Structured figure records

## Start

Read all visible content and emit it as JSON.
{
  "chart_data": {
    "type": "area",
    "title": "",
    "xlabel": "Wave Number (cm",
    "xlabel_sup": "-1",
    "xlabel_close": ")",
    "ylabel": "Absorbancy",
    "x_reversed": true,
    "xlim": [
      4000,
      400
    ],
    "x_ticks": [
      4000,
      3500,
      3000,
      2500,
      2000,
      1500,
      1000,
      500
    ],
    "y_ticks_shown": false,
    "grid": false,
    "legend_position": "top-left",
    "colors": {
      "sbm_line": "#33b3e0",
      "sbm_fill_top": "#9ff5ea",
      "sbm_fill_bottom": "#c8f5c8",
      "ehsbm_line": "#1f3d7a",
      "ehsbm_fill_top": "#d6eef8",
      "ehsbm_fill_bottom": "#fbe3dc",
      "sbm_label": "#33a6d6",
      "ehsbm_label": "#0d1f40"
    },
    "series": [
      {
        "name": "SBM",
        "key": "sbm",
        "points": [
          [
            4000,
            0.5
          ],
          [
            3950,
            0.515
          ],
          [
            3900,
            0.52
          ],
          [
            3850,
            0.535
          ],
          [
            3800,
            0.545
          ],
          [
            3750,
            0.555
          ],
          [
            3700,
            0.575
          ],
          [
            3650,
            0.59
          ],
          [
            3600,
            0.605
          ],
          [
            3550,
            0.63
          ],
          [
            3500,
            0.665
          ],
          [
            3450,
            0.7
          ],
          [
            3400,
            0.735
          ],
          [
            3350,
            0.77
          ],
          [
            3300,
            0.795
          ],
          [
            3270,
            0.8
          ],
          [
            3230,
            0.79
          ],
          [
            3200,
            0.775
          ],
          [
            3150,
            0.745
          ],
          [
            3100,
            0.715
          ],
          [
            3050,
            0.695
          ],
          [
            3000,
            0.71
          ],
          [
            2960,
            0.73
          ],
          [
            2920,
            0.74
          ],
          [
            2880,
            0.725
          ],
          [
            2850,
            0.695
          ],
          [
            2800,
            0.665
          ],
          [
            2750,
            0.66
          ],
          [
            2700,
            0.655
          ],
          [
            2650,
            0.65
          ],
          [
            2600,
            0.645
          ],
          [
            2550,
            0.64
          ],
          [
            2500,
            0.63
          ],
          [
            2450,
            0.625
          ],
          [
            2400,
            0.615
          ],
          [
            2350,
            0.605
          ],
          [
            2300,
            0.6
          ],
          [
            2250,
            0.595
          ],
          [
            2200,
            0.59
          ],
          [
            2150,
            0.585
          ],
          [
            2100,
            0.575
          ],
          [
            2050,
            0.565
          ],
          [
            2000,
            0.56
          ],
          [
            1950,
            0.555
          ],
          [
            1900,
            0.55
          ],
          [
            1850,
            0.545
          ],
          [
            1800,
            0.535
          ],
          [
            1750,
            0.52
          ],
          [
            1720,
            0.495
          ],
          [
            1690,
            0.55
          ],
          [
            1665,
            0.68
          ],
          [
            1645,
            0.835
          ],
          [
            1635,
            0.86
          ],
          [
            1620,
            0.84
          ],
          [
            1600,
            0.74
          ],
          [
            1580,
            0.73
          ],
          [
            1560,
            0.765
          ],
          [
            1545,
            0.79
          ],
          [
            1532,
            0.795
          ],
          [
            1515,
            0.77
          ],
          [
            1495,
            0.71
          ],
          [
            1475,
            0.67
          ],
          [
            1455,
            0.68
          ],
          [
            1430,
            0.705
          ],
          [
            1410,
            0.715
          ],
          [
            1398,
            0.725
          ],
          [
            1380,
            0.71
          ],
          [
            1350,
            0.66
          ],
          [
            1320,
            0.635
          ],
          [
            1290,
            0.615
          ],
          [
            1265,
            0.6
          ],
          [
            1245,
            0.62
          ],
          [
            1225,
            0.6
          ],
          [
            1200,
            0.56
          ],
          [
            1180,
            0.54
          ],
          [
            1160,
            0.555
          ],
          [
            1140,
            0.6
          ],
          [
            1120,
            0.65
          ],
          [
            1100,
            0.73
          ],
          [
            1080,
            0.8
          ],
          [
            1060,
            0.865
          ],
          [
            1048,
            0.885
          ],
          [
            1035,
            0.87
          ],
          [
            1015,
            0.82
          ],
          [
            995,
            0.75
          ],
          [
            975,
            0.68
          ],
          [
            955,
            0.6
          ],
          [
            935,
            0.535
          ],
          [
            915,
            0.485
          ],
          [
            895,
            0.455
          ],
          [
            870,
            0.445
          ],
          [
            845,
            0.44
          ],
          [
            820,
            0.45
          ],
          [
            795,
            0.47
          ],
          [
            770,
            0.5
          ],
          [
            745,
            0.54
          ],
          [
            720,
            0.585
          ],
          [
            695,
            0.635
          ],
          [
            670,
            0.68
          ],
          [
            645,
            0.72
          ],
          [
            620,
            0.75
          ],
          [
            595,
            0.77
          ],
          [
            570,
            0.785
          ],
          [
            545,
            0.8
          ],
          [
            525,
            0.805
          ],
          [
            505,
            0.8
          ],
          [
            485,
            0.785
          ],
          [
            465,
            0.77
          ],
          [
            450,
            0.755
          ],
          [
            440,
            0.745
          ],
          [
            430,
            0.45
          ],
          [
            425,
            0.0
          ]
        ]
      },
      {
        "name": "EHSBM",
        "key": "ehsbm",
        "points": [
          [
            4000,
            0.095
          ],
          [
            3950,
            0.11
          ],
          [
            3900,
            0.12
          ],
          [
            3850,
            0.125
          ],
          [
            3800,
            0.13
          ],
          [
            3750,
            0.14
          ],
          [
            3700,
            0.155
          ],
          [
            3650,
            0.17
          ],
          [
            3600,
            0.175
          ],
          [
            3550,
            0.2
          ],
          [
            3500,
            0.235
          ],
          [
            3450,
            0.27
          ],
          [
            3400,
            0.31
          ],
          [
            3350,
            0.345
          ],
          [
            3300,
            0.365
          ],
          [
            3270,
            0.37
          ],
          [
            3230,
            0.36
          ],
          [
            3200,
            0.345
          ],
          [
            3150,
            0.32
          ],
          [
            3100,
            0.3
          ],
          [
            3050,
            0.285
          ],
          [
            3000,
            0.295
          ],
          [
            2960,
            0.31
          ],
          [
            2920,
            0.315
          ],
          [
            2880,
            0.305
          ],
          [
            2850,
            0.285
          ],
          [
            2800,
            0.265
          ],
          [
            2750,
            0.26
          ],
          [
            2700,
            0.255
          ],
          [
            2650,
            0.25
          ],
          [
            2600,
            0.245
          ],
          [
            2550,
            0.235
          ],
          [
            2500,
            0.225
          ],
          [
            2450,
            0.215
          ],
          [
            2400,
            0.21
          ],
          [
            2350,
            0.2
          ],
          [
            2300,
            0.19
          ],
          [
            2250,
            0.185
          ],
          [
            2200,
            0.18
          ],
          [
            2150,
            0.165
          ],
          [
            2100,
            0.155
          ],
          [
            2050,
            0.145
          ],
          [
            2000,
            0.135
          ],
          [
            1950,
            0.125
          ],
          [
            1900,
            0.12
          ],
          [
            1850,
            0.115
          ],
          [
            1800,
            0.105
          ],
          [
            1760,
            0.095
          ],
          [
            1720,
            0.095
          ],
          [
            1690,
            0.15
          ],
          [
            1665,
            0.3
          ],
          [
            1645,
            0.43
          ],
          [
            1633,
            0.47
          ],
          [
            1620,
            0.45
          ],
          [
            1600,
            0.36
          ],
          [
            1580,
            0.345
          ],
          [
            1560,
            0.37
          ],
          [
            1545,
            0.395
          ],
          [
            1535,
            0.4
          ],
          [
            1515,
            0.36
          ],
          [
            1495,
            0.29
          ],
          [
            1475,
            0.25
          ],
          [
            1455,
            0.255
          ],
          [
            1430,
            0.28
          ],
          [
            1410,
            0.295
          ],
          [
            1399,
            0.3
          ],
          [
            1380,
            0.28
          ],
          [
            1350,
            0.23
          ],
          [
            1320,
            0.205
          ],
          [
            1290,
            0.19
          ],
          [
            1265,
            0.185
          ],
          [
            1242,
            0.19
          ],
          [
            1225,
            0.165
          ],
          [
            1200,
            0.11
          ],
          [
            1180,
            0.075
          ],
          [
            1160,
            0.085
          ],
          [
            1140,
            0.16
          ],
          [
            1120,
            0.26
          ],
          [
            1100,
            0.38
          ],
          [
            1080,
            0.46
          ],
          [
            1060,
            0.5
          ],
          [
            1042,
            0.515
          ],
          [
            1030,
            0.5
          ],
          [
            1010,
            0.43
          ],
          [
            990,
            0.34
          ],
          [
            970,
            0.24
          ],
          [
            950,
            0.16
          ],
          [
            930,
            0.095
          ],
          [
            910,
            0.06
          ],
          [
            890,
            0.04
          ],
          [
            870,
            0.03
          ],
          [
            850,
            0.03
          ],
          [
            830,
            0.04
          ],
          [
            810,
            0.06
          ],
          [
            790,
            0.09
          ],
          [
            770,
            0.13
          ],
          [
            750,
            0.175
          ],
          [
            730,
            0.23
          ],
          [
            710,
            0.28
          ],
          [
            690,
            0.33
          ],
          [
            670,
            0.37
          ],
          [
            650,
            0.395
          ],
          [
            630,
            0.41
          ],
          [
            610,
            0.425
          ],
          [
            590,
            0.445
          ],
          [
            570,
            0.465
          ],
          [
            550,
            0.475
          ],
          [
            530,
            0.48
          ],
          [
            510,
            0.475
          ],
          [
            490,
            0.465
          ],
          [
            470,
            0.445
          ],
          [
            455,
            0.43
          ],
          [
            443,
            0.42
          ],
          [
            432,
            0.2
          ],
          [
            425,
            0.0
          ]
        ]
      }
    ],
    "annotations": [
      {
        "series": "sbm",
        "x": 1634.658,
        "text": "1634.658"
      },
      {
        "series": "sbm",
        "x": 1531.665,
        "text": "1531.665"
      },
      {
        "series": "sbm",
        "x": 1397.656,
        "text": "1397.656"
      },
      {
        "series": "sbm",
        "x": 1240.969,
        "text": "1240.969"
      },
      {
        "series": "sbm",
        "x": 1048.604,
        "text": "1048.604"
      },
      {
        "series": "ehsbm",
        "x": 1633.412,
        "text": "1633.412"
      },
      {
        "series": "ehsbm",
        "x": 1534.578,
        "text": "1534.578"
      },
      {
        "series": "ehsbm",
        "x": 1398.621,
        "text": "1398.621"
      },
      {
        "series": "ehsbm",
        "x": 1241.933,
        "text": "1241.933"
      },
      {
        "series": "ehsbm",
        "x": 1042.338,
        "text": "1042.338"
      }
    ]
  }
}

## End

In the records above, locate every line with the string "text" and copy it.

        "text": "1634.658"
        "text": "1531.665"
        "text": "1397.656"
        "text": "1240.969"
        "text": "1048.604"
        "text": "1633.412"
        "text": "1534.578"
        "text": "1398.621"
        "text": "1241.933"
        "text": "1042.338"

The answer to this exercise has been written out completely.